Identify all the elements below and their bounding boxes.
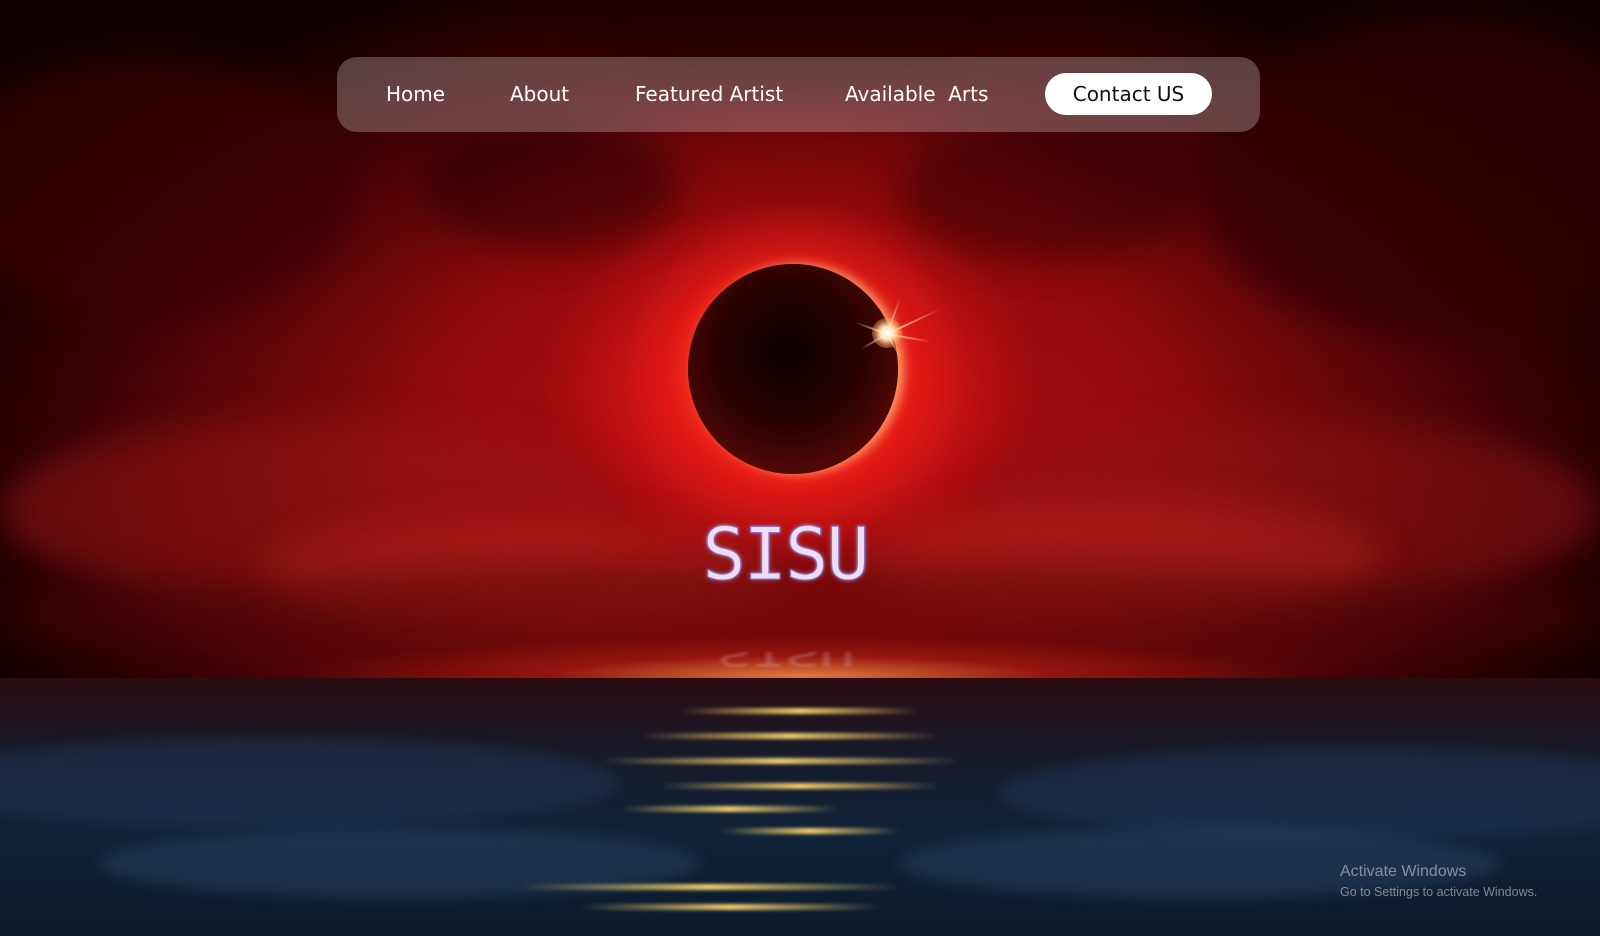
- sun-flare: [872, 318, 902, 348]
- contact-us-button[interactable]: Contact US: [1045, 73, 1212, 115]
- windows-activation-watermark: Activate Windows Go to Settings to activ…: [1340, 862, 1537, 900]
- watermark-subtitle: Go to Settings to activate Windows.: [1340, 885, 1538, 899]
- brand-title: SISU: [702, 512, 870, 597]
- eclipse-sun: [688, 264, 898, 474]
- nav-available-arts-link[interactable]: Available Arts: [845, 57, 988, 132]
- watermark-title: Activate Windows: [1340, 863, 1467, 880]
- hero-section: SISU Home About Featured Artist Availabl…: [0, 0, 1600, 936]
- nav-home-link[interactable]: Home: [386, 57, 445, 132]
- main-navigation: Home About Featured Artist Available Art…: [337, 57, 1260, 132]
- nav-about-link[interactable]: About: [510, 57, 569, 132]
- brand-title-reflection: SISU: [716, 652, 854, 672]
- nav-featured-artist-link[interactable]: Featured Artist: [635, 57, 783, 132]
--
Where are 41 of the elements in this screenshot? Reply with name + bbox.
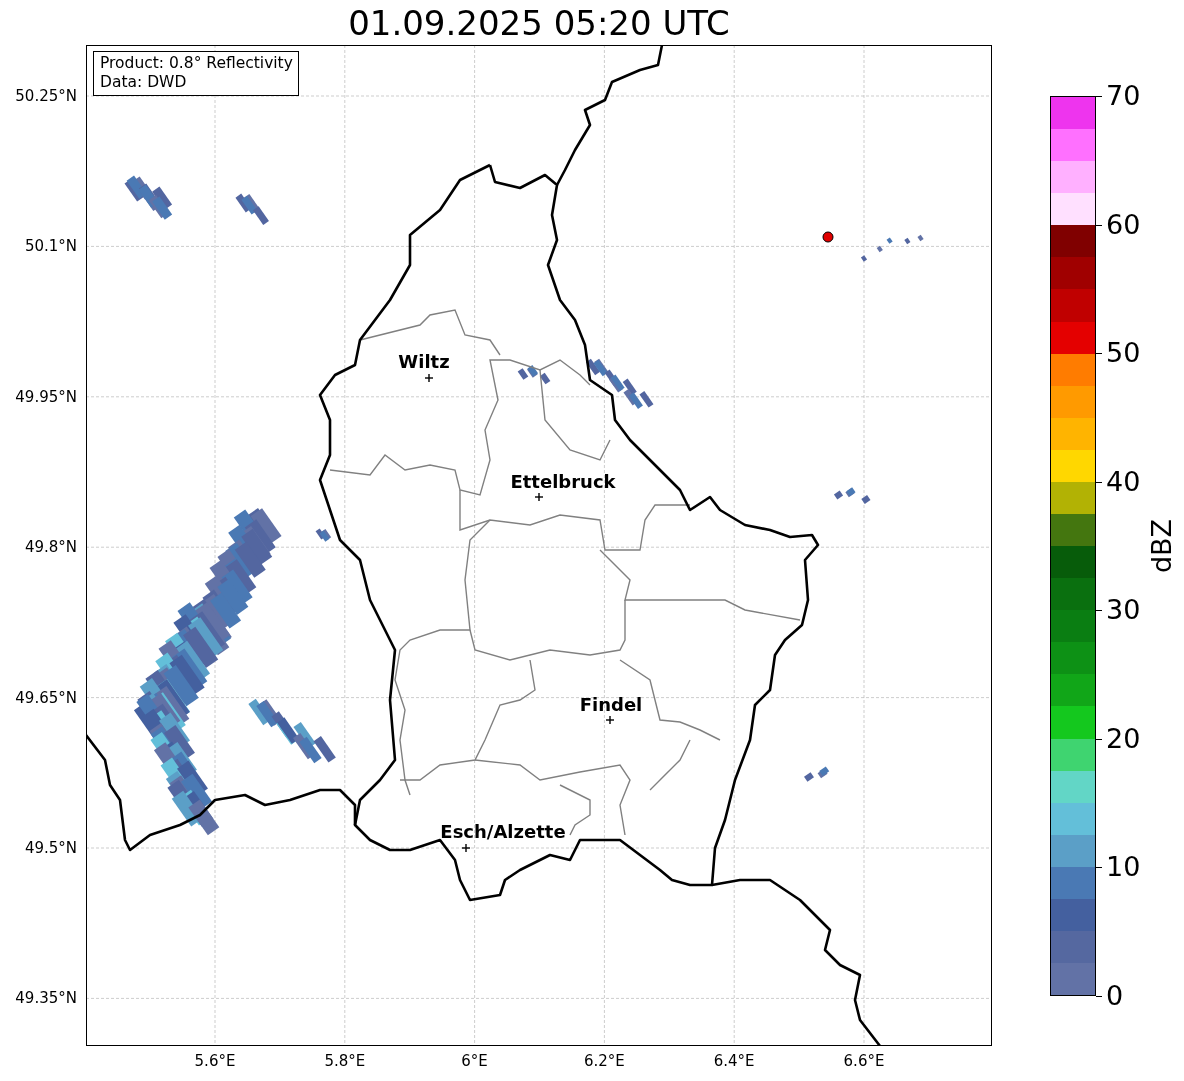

▶ _YOUR TASK_
Starting with the line that contains "Identify all the" and going on through the line that contains "- nav-available-arts-link[interactable]: Available", copy the lines of the items above word for word, leaving out the pictures.

▶ _ANSWER FOR THE TASK_
Identify all the elements below and their bounding boxes.
- sun-flare: [872, 318, 902, 348]
- contact-us-button[interactable]: Contact US: [1045, 73, 1212, 115]
- windows-activation-watermark: Activate Windows Go to Settings to activ…: [1340, 862, 1537, 900]
- watermark-subtitle: Go to Settings to activate Windows.: [1340, 885, 1538, 899]
- brand-title: SISU: [702, 512, 870, 597]
- eclipse-sun: [688, 264, 898, 474]
- nav-available-arts-link[interactable]: Available Arts: [845, 57, 988, 132]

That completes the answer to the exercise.